Platon (424-347 av. J.-C.) c’est l’histoire d’un grec qui a consacré toute sa vie à la philosophie. Son apprentissage commence avec Socrate — un vieux philosophe, sage, qui enseignait sa philosophie aux petits jeunes. Et pour la petite anecdote, Socrate n’a jamais rien écrit de sa vie : c’est Platon qui a retranscrit la philosophie de son maître dans ses nombreux ouvrages.
Mais, en -399, tout bascule. Socrate est condamné à mort. Il est accusé de corruption de la jeunesse car sa philosophie n’était pas assez tournée vers la religion et négligeait les Dieux grecs. Et ça, bah ça n’a pas trop plu.
Alors, après la mort de Socrate, Platon poursuit sa quête vers la connaissance et crée sa propre école : l’Académie. Et ça fait un carton. Platon a de nombreux élèves (dont Aristote) et enseigne sa philosophie pendant 40 ans.
L’enseignement, notre relation face au savoir, à la connaissance, la recherche de la vérité… Tout ça, Platon adore. Et c’est justement ce qu’il développe au chapitre VII de son énorme bouquin La République, avec l’allégorie de la caverne. Décryptons ensemble ce texte, l’un des plus célèbres de la philosophie.
D’abord, c’est quoi une allégorie ?

DONNÉES PRÉSENTÉES =>

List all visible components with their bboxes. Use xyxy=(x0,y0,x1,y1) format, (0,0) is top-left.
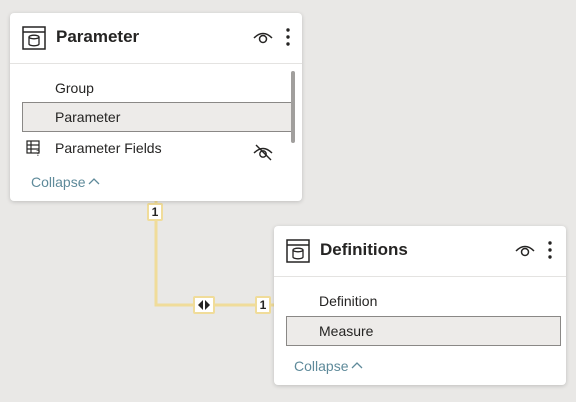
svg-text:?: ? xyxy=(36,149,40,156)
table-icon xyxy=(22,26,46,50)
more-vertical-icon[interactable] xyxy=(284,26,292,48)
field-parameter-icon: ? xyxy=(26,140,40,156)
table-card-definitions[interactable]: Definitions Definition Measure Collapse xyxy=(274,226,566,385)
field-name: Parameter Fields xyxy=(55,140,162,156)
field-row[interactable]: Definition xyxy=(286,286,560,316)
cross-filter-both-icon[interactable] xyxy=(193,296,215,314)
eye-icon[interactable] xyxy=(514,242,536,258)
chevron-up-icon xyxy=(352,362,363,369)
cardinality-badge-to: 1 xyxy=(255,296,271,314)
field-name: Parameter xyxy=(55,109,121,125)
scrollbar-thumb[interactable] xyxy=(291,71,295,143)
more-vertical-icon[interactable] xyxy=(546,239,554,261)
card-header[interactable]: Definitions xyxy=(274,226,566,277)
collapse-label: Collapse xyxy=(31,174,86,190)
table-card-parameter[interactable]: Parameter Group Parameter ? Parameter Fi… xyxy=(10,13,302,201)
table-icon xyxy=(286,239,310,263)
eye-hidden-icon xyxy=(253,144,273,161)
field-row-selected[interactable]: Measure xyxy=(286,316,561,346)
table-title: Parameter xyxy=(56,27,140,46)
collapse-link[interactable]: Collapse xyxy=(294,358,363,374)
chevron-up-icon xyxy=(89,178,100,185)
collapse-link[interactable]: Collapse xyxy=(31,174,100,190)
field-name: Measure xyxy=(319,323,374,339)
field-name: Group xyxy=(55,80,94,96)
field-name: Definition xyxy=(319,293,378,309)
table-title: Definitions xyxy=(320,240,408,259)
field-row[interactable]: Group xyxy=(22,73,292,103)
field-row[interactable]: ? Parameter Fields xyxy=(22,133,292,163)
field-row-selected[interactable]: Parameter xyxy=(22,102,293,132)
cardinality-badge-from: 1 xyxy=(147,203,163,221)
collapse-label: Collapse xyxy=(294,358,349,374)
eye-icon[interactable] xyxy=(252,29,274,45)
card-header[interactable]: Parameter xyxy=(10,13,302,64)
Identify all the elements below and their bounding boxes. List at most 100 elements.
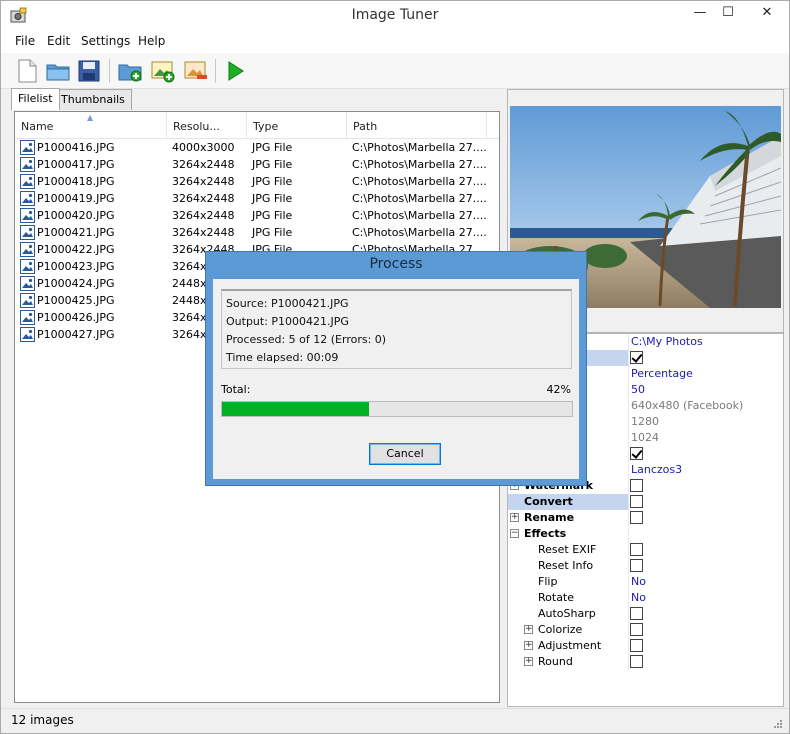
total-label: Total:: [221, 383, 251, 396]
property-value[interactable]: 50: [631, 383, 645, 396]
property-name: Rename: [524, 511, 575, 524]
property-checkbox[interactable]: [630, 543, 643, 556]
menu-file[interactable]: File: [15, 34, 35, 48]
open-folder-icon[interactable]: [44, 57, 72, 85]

TRAVAIL À FAIRE =>
1) Répondez à ces questions sur le texte consacré à Platon :
(a) En quelle année Socrate est-il condamné à mort ?
(b) Comment s'appelle l'école que crée Platon ?
(c) Dans quel chapitre de La République figure l'allégorie de la caverne ?
2) Quelles sont toutes les personnes nommées dans le texte consacré à Platon ?

CORRIGÉ DES EXERCICES =>
1)
(a) En -399.
(b) L'Académie.
(c) Au chapitre VII.

2) Platon, Socrate, Aristote.